Exercise materials:
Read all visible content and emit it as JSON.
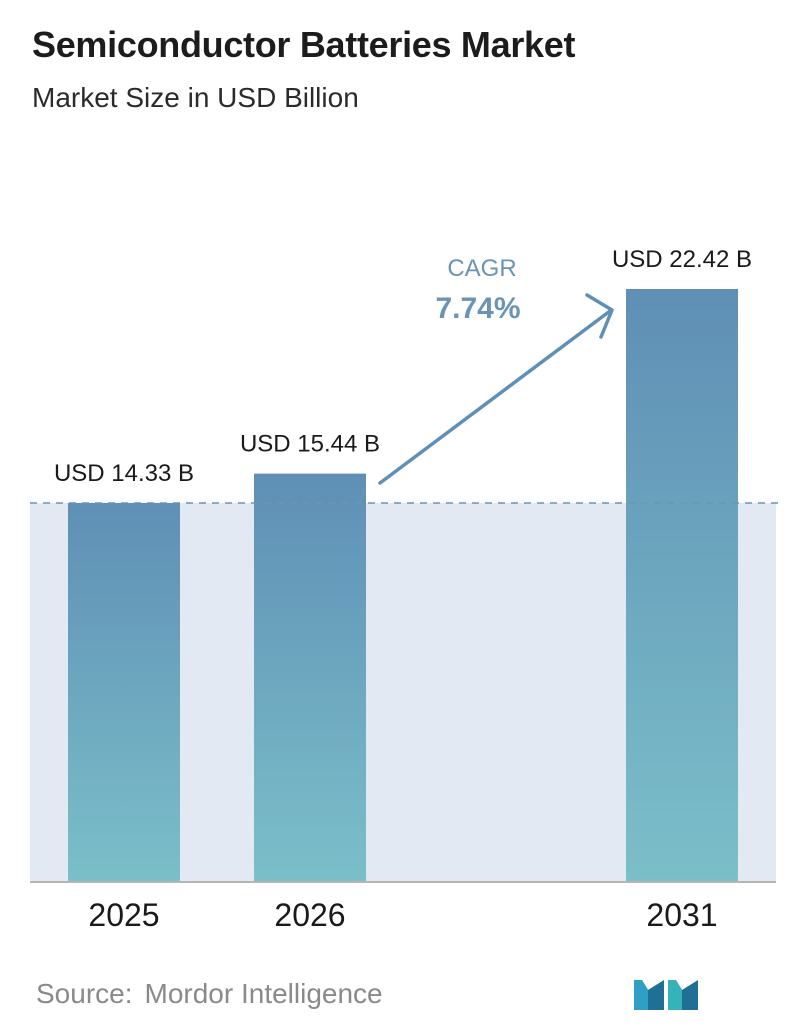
{
  "header": {
    "title": "Semiconductor Batteries Market",
    "subtitle": "Market Size in USD Billion"
  },
  "chart_data": {
    "type": "bar",
    "categories": [
      "2025",
      "2026",
      "2031"
    ],
    "values": [
      14.33,
      15.44,
      22.42
    ],
    "value_labels": [
      "USD 14.33 B",
      "USD 15.44 B",
      "USD 22.42 B"
    ],
    "annotation": {
      "label": "CAGR",
      "value": "7.74%"
    },
    "colors": {
      "bar_top": "#5f8fb5",
      "bar_bottom": "#7bbfc9",
      "band": "#e3e9f2",
      "reference_line": "#6a94b5",
      "arrow": "#5f8fb5",
      "annotation_text": "#6a94b5"
    },
    "reference_line_at": 14.33,
    "grid": false,
    "legend": "none"
  },
  "footer": {
    "source_label": "Source:",
    "source_name": "Mordor Intelligence",
    "logo_icon": "mordor-intelligence-logo-icon"
  }
}
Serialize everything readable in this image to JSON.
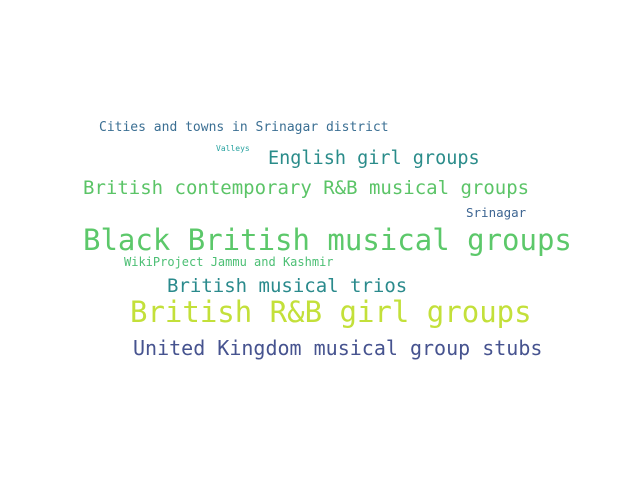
{
  "words": [
    {
      "text": "Cities and towns in Srinagar district",
      "color": "#3b6f93"
    },
    {
      "text": "Valleys",
      "color": "#2aa3a1"
    },
    {
      "text": "English girl groups",
      "color": "#2a8c8a"
    },
    {
      "text": "British contemporary R&B musical groups",
      "color": "#5bc467"
    },
    {
      "text": "Srinagar",
      "color": "#3d6592"
    },
    {
      "text": "Black British musical groups",
      "color": "#5cc86a"
    },
    {
      "text": "WikiProject Jammu and Kashmir",
      "color": "#4cbf74"
    },
    {
      "text": "British musical trios",
      "color": "#2a8a8c"
    },
    {
      "text": "British R&B girl groups",
      "color": "#c3e03a"
    },
    {
      "text": "United Kingdom musical group stubs",
      "color": "#46538f"
    }
  ]
}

Problem: Give the number of lines in the entries that hold the word "girl", and nothing else.

Written solution: 2